(begin)

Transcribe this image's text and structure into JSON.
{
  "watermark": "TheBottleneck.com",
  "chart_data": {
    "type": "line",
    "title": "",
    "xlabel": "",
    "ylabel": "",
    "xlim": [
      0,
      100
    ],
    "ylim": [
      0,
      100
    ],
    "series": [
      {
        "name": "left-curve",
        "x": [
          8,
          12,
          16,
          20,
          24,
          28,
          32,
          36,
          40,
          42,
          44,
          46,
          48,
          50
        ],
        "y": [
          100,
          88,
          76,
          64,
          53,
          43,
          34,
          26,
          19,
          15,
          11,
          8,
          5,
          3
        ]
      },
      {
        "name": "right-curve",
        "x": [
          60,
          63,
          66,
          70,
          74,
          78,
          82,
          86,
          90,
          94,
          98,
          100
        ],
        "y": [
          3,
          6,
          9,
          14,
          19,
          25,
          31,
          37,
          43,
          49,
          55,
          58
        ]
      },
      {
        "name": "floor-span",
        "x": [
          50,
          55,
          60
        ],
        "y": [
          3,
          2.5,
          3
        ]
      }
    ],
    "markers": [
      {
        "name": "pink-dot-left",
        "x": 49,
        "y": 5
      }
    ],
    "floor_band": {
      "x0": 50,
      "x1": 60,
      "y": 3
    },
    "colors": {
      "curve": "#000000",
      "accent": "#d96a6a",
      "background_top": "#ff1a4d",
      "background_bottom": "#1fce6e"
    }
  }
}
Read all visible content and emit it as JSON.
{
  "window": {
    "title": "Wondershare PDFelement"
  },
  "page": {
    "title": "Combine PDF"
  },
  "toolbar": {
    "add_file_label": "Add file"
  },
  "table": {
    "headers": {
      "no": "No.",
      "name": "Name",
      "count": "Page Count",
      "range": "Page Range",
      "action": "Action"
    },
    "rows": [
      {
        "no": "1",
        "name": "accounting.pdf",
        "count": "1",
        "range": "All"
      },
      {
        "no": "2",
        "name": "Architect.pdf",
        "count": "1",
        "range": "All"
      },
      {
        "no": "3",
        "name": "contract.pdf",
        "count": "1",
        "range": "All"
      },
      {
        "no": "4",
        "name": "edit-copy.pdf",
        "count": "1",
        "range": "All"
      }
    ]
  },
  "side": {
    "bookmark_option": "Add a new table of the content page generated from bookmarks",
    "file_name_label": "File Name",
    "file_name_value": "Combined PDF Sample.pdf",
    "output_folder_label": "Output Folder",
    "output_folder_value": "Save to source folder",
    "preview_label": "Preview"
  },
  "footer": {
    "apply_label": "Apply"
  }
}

(end)

**Set task**:
Each line from the one containing "Read all visible content and emit it as JSON." to the end of the listing above should be copied exactly, and nothing else.

**Task answer**:
Read all visible content and emit it as JSON.
{
  "window": {
    "title": "Wondershare PDFelement"
  },
  "page": {
    "title": "Combine PDF"
  },
  "toolbar": {
    "add_file_label": "Add file"
  },
  "table": {
    "headers": {
      "no": "No.",
      "name": "Name",
      "count": "Page Count",
      "range": "Page Range",
      "action": "Action"
    },
    "rows": [
      {
        "no": "1",
        "name": "accounting.pdf",
        "count": "1",
        "range": "All"
      },
      {
        "no": "2",
        "name": "Architect.pdf",
        "count": "1",
        "range": "All"
      },
      {
        "no": "3",
        "name": "contract.pdf",
        "count": "1",
        "range": "All"
      },
      {
        "no": "4",
        "name": "edit-copy.pdf",
        "count": "1",
        "range": "All"
      }
    ]
  },
  "side": {
    "bookmark_option": "Add a new table of the content page generated from bookmarks",
    "file_name_label": "File Name",
    "file_name_value": "Combined PDF Sample.pdf",
    "output_folder_label": "Output Folder",
    "output_folder_value": "Save to source folder",
    "preview_label": "Preview"
  },
  "footer": {
    "apply_label": "Apply"
  }
}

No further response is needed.